- TASK MATERIAL -
+++++
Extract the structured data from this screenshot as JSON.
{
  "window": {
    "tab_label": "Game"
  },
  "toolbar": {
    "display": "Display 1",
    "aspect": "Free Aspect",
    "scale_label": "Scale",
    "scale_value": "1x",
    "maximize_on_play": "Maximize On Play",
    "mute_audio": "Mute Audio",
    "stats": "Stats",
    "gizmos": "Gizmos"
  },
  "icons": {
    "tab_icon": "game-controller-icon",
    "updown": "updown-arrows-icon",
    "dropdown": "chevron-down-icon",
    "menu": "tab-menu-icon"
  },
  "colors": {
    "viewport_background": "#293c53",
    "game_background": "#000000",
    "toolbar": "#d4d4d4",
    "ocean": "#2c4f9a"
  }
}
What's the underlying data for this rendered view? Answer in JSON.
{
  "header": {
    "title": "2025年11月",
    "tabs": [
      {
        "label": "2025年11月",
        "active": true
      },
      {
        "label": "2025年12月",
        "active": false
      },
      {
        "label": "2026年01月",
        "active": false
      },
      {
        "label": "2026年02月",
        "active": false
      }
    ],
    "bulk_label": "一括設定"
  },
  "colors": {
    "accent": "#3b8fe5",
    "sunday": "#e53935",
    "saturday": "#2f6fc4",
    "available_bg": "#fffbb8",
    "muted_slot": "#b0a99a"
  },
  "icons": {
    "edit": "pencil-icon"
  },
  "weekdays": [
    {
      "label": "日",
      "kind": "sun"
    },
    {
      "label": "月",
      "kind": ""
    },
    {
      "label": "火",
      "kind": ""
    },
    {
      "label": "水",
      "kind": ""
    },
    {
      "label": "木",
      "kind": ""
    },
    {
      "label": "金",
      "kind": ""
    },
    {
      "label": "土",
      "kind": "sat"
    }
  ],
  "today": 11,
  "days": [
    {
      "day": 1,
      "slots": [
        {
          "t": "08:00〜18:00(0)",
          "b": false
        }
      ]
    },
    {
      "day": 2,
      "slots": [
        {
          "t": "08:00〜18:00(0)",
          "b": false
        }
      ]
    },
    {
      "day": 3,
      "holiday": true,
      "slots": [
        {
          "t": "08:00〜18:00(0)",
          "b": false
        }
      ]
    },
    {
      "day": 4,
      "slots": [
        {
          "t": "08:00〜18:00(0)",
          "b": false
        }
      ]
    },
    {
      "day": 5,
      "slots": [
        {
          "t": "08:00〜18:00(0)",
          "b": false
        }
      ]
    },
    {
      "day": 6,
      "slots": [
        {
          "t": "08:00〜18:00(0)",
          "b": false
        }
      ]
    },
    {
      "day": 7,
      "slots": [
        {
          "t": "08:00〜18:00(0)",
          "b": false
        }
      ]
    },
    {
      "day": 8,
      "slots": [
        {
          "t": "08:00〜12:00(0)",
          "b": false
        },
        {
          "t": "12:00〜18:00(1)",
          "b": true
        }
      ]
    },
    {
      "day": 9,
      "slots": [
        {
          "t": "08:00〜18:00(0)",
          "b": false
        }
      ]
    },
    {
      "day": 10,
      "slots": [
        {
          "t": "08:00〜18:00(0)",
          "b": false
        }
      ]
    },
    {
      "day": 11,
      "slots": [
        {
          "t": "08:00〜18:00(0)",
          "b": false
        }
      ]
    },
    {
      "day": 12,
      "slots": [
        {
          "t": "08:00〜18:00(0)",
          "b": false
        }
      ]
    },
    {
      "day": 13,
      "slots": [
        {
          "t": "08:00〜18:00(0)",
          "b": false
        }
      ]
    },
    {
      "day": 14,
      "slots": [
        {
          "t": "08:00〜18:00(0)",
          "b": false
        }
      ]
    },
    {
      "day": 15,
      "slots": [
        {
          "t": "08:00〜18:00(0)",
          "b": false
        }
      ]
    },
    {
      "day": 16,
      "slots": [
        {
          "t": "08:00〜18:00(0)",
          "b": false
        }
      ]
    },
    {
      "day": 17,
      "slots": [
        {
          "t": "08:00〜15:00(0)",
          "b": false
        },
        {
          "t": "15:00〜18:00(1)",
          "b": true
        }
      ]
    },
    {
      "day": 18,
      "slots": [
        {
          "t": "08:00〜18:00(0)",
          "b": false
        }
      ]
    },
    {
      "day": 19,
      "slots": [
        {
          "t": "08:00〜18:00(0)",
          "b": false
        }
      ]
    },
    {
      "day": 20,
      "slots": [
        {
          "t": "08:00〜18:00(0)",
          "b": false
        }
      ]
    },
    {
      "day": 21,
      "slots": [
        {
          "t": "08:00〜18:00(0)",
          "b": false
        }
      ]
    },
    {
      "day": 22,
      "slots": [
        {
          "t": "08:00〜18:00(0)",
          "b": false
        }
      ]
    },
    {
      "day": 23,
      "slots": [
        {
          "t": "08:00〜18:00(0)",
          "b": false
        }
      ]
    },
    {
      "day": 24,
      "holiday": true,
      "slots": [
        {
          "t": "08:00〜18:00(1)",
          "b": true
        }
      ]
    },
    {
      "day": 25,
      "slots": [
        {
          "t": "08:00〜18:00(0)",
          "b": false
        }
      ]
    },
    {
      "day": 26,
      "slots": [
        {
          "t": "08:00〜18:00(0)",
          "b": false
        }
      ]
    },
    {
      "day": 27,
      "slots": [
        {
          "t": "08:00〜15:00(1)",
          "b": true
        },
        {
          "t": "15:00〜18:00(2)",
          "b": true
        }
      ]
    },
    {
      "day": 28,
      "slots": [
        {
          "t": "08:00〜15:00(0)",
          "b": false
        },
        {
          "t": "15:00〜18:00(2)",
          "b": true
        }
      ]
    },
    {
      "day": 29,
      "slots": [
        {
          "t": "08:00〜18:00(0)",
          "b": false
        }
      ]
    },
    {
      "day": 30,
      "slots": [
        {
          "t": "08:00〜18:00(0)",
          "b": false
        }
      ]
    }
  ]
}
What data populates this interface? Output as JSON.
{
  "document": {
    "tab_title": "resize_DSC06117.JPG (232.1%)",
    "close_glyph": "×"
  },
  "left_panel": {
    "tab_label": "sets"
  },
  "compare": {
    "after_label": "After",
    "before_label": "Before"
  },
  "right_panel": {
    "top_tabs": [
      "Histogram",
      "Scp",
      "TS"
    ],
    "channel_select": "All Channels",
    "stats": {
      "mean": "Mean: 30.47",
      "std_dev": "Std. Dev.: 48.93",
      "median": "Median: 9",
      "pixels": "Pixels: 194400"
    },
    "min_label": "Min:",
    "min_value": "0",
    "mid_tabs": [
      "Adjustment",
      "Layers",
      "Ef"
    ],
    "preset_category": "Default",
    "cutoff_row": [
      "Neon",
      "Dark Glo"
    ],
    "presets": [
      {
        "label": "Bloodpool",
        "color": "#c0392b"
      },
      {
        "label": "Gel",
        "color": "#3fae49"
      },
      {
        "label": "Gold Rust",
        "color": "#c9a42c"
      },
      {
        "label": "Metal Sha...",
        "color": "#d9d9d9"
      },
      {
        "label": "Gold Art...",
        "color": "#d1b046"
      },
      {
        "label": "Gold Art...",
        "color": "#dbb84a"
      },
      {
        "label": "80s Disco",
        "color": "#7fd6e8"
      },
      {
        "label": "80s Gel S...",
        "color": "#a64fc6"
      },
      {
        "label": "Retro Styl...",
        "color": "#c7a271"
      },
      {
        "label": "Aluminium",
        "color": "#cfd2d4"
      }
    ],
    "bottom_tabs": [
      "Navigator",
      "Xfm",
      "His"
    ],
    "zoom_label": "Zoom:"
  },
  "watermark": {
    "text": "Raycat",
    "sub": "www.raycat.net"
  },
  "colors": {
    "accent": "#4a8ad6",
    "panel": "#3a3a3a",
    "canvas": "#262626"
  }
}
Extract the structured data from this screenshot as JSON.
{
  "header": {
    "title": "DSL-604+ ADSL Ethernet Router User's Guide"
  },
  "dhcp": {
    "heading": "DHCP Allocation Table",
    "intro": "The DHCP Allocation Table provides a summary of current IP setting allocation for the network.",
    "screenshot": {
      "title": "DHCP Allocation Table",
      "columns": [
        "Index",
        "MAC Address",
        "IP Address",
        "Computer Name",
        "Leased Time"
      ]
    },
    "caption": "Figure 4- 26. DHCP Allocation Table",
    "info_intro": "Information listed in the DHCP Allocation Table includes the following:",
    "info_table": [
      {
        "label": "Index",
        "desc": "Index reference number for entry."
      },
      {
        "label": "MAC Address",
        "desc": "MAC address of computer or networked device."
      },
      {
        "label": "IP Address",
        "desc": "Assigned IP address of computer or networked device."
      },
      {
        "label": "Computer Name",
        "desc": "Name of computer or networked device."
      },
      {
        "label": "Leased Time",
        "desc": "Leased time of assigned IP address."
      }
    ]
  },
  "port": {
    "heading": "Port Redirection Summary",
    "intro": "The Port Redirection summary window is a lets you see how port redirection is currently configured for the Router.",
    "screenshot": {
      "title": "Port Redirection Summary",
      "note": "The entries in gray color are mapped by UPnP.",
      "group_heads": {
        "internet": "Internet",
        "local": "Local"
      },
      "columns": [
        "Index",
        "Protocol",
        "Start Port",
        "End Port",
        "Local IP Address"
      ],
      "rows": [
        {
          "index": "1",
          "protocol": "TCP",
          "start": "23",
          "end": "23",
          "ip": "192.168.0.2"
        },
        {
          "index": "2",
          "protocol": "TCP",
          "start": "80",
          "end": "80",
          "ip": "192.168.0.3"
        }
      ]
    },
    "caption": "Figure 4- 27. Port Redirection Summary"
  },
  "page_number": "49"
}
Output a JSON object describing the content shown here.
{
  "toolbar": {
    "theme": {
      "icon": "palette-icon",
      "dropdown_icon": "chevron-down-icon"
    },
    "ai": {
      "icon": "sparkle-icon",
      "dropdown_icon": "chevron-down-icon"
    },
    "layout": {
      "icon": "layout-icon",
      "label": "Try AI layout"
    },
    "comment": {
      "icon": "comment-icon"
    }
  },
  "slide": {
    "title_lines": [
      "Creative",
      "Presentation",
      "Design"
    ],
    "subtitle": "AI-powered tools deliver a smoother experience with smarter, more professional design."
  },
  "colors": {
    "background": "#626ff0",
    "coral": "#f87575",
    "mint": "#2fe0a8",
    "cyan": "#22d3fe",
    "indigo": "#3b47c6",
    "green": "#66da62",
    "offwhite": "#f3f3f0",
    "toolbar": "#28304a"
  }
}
+++++
Starting at the line with "Output a JSON", copy every line up to and including the last one in the entries above.

- WORKED ANSWER -
Output a JSON object describing the content shown here.
{
  "toolbar": {
    "theme": {
      "icon": "palette-icon",
      "dropdown_icon": "chevron-down-icon"
    },
    "ai": {
      "icon": "sparkle-icon",
      "dropdown_icon": "chevron-down-icon"
    },
    "layout": {
      "icon": "layout-icon",
      "label": "Try AI layout"
    },
    "comment": {
      "icon": "comment-icon"
    }
  },
  "slide": {
    "title_lines": [
      "Creative",
      "Presentation",
      "Design"
    ],
    "subtitle": "AI-powered tools deliver a smoother experience with smarter, more professional design."
  },
  "colors": {
    "background": "#626ff0",
    "coral": "#f87575",
    "mint": "#2fe0a8",
    "cyan": "#22d3fe",
    "indigo": "#3b47c6",
    "green": "#66da62",
    "offwhite": "#f3f3f0",
    "toolbar": "#28304a"
  }
}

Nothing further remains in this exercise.